**BAGIAN DOKUMEN:**
□ □ □ □ □

Mencela Ali as

Prioritas: b, Kualitas: b
Dari wikishia

Mencela Ali atau Sabbu Ali (bahasa Arab: سَبُّ علي), adalah perbuatan menghina dan mengutuk Imam Ali as, yang mana hal ini dipelopori dan disunahkan oleh Muawiyah bin Abi Sufyan. Para penguasa dan pengikut bani Umayyah biasa melakukan kutukan dan penghinaan ini kepada Imam Ali as di mimbar-mimbar resmi kepemerintahan. Tindakan ini sudah menjadi hal yang marak dan biasa terjadi selama sekitar enam puluh tahun dan pada akhirnya hal itu dilarang oleh Umar bin Abdul Aziz. Namun dengan adanya kondisi tersebut, Imam Ali, mencegah para sahabatnya untuk tidak menghina Muawiyah.

□ □ □ □ □

**DATA:**
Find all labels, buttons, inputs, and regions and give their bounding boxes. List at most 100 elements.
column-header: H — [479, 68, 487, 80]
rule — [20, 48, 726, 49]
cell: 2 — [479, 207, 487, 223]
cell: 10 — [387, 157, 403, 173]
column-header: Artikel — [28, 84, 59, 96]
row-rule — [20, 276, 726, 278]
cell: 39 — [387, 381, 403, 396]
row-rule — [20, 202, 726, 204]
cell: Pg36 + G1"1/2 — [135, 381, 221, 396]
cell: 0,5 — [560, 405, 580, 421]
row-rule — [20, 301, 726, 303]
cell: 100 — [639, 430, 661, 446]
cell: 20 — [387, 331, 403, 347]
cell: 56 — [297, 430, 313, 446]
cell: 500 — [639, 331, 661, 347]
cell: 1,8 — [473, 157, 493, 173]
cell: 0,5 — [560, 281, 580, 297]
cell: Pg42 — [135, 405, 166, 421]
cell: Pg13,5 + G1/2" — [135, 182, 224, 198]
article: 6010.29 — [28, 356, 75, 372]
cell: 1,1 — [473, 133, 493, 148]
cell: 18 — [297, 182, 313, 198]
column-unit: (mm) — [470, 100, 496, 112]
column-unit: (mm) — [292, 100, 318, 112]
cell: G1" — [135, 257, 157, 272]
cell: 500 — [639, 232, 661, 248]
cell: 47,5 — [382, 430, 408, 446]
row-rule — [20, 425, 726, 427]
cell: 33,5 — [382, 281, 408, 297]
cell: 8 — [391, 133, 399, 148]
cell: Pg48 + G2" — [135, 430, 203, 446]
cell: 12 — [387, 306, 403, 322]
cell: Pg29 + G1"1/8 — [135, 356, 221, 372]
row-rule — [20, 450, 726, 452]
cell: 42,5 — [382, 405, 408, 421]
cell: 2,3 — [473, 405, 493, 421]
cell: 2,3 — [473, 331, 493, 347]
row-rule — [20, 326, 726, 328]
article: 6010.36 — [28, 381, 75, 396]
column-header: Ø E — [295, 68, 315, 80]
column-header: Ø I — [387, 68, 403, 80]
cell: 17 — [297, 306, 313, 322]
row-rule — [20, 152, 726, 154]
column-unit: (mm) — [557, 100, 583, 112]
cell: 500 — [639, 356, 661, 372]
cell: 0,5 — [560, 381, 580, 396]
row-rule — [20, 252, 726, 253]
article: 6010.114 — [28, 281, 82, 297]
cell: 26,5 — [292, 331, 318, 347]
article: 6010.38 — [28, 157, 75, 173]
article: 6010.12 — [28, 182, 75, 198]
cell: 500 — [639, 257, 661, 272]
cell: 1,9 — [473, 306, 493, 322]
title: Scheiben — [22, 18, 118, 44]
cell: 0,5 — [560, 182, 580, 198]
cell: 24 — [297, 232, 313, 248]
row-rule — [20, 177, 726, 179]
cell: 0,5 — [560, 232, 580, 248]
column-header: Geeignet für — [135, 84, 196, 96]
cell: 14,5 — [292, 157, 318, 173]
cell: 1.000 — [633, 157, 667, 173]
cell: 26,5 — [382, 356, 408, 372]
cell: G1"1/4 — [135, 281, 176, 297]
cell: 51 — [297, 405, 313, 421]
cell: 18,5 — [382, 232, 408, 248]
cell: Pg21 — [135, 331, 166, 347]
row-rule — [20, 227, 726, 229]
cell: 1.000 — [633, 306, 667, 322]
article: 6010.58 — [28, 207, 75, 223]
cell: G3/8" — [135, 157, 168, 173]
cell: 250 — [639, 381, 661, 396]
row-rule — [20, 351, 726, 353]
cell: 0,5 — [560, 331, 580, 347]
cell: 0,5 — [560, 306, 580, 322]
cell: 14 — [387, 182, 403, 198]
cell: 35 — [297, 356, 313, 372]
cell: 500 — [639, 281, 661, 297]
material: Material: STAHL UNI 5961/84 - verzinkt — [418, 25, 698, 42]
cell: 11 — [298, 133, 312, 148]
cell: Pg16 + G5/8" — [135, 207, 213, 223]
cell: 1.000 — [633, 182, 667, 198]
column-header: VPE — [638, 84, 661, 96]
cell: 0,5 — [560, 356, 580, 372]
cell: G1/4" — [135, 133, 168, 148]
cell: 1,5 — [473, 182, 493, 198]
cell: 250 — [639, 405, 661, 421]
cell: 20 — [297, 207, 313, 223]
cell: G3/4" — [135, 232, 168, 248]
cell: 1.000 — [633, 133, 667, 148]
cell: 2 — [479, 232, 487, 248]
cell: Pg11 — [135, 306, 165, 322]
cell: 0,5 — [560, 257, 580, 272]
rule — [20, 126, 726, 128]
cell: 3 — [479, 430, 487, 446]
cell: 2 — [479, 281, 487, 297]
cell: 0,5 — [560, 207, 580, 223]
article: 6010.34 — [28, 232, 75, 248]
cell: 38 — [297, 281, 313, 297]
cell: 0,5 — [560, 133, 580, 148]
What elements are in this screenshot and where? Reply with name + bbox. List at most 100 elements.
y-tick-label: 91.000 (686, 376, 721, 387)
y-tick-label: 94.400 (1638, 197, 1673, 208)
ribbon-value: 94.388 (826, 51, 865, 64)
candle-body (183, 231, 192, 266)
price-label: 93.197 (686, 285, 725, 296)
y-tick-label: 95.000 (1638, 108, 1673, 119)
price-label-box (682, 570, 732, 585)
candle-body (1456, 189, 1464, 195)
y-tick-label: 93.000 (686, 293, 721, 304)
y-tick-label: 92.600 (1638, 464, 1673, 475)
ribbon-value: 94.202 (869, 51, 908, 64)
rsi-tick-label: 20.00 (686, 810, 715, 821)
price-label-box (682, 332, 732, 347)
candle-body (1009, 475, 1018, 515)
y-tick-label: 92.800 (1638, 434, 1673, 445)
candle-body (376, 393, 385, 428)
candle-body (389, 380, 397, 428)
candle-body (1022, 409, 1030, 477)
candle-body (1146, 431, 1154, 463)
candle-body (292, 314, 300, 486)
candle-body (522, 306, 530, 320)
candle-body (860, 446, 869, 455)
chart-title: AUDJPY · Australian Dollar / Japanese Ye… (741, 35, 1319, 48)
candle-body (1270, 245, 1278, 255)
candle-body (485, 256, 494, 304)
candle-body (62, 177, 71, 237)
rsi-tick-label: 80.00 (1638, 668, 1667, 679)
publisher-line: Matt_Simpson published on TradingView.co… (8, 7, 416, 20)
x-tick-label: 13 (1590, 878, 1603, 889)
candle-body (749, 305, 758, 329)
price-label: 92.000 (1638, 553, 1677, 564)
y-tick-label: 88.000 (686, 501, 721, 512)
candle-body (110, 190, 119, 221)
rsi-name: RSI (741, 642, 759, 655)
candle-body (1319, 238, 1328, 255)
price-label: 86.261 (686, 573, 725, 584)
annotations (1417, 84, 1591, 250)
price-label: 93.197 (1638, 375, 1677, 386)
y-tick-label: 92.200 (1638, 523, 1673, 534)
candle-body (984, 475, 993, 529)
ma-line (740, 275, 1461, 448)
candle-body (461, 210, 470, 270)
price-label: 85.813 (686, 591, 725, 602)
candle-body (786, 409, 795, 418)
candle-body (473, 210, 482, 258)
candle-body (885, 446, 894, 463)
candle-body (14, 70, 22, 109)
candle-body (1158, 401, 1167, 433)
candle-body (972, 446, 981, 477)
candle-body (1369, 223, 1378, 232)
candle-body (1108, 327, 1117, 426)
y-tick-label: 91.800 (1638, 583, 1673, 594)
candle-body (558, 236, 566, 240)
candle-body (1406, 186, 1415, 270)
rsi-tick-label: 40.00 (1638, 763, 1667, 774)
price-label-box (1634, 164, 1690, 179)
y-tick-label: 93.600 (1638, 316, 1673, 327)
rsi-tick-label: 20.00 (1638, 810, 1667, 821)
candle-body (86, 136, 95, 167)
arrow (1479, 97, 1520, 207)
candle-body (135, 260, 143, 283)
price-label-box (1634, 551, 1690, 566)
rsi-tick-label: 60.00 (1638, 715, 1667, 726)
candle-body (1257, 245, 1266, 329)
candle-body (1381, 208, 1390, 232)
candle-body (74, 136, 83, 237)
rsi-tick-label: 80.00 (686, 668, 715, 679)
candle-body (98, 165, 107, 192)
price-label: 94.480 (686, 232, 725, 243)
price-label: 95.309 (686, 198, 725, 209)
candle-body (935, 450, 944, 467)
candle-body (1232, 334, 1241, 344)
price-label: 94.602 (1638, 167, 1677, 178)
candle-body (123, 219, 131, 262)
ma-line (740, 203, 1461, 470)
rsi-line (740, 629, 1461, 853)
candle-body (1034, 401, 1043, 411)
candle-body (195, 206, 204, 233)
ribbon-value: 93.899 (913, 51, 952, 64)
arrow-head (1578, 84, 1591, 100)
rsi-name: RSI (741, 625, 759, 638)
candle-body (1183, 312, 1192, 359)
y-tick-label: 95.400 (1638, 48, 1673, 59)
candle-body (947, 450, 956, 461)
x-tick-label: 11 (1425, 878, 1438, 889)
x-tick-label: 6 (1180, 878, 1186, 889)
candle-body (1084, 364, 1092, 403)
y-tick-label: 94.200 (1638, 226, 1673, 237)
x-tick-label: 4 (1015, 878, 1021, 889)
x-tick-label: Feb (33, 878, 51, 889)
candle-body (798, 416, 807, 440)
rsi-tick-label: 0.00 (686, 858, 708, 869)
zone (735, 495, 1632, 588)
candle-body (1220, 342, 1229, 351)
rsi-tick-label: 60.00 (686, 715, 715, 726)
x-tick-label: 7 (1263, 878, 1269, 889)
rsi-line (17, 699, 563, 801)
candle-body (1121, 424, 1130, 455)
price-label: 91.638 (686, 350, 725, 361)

□ □ □ □ □

Tulis ulang teks tentang mencela Ali, semuanya dari "Mencela Ali atau" sampai ke "tidak menghina Muawiyah.", dengan mengganti "mimbar-mimbar" menjadi "podium-podium". Materi yang disertakan tidak berkaitan dengan teks tentang mencela Ali.

Mencela Ali atau Sabbu Ali (bahasa Arab: سَبُّ علي), adalah perbuatan menghina dan mengutuk Imam Ali as, yang mana hal ini dipelopori dan disunahkan oleh Muawiyah bin Abi Sufyan. Para penguasa dan pengikut bani Umayyah biasa melakukan kutukan dan penghinaan ini kepada Imam Ali as di podium-podium resmi kepemerintahan. Tindakan ini sudah menjadi hal yang marak dan biasa terjadi selama sekitar enam puluh tahun dan pada akhirnya hal itu dilarang oleh Umar bin Abdul Aziz. Namun dengan adanya kondisi tersebut, Imam Ali, mencegah para sahabatnya untuk tidak menghina Muawiyah.